Según el editorial, ¿en qué embajada se escondió Alan García Pérez tras presentarse a la diligencia fiscal?
───── TEXTO DE LECTURA ─────
Editorial.Otra vez huyendo de la justicia

Una vez más Alan García Pérez ha demostrado su verdadera calaña como persona y como político. Borra descaradamente con el codo lo que escribió con la mano. “El que no la debe no la teme”, o “No hay ningún castigo ni deshonor estar 18 meses en Perú”, son frases que dijo justo horas después de presentarse a la diligencia fiscal. Afirmó estar de acuerdo con la medida de restricción para no salir del país y allanarse a la justicia; sin embargo, algunas horas posteriores se fue corriendo a esconder a la embajada uruguaya para decir que es un perseguido político y teme por su libertad.
En la década del 90, fue investigado por graves escándalos de corrupción como la sobrevaluada compra de los aviones Mirage, la millonaria estafa del tren eléctrico o por la matanza de los presos de El frontón. Con el ingreso de Fujimori al gobierno, buscó la manera de escapar de la justicia. Esa vez solicitó asilo político a Colombia y de allí partió a París, Francia, donde vivió una vida de lujos esperando que pasaran los años hasta prescribir sus delitos, los cuales, para variar, fueron archivados y olvidados.
───── ÍTEMS EXTRAÍDOS ─────
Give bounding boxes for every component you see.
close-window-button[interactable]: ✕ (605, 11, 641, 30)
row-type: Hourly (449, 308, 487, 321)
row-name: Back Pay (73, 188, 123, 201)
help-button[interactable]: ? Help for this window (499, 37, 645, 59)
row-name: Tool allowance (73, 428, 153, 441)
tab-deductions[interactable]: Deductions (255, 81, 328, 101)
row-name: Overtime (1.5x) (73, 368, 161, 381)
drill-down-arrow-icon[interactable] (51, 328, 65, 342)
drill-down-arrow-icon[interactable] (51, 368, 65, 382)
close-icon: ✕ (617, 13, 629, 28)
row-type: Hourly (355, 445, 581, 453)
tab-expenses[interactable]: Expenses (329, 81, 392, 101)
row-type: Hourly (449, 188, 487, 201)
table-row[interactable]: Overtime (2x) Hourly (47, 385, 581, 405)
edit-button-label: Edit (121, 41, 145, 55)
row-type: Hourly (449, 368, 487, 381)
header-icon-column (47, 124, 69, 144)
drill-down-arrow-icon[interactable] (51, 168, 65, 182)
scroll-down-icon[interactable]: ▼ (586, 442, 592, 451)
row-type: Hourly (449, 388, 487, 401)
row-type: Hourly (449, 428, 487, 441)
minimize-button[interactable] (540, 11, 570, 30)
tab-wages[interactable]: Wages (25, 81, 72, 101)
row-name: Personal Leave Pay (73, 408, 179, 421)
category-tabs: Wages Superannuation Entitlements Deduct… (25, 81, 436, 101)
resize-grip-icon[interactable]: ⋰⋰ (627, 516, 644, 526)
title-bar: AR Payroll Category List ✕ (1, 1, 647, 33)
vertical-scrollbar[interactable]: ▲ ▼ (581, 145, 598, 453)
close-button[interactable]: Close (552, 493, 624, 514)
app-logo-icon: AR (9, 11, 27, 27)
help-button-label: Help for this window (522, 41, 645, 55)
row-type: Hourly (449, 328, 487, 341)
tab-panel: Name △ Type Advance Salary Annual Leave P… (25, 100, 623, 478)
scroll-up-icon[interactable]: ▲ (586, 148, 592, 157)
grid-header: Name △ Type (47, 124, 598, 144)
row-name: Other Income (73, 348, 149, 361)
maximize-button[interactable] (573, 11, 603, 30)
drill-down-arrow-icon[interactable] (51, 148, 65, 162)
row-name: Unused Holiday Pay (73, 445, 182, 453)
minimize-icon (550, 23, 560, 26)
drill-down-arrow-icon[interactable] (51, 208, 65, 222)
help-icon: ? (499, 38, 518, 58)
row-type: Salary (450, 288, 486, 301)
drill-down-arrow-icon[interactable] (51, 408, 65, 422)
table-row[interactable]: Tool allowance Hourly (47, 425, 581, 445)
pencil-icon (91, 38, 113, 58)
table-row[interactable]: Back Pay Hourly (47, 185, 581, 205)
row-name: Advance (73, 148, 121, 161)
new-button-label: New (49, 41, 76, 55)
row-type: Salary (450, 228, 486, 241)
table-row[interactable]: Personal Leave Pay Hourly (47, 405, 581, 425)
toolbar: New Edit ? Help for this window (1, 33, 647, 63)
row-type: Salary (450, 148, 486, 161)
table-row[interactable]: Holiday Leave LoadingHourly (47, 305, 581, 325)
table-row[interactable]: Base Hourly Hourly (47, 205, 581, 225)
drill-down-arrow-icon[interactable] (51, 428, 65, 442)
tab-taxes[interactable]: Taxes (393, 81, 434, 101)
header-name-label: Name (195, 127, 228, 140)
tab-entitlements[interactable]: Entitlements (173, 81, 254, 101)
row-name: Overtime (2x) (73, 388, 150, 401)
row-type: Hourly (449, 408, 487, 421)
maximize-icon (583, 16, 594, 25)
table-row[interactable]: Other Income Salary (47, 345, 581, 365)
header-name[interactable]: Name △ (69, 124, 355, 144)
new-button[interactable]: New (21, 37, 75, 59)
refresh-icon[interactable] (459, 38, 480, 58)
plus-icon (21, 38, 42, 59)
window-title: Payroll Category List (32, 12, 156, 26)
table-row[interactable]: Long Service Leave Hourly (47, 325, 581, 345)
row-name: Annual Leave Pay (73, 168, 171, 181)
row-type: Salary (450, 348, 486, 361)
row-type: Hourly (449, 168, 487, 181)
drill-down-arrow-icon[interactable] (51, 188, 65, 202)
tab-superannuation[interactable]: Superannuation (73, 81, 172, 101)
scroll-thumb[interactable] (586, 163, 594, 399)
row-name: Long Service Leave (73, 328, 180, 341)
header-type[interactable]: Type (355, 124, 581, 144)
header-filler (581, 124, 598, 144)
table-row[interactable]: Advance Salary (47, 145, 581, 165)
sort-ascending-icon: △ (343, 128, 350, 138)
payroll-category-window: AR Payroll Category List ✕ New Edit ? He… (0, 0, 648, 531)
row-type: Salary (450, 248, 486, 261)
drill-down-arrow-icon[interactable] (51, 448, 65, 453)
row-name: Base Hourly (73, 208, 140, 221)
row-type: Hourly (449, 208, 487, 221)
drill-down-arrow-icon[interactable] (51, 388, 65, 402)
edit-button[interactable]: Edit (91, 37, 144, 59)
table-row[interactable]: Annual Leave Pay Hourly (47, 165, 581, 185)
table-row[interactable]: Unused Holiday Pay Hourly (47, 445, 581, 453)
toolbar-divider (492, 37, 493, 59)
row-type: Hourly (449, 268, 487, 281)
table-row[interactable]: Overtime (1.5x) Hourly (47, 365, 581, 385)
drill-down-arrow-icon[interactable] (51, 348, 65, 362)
─────
**RESPUESTA:**
En la embajada uruguaya.